— start of Provided data —

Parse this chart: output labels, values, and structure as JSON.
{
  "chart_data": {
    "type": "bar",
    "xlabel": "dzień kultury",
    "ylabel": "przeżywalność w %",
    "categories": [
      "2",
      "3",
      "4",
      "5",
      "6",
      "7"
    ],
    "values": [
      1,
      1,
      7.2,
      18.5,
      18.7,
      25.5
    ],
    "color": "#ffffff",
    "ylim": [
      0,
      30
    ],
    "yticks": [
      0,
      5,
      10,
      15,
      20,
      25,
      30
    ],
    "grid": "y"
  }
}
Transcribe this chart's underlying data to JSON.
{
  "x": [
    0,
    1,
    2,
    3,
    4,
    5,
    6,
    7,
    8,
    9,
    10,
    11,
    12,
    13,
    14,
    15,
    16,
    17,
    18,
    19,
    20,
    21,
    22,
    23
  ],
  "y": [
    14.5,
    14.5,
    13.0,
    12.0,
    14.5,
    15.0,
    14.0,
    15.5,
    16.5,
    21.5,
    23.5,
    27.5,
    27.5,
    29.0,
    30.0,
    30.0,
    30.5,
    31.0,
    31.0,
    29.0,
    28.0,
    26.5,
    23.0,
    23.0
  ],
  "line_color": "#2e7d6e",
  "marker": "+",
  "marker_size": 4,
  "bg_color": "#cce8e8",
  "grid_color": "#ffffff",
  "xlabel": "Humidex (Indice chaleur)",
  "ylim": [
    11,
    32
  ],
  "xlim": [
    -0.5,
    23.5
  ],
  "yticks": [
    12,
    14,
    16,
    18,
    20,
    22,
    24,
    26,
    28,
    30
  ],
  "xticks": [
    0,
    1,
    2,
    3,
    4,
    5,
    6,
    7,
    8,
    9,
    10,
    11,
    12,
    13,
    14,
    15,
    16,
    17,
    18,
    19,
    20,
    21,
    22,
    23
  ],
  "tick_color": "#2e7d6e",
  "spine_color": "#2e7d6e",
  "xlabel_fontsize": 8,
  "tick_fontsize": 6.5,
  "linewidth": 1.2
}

— end of Provided data —

_Goal_
Filter the records above for lines containing the word "values", and copy those lines.

_Result of the task_
Parse this chart: output labels, values, and structure as JSON.
    "values": [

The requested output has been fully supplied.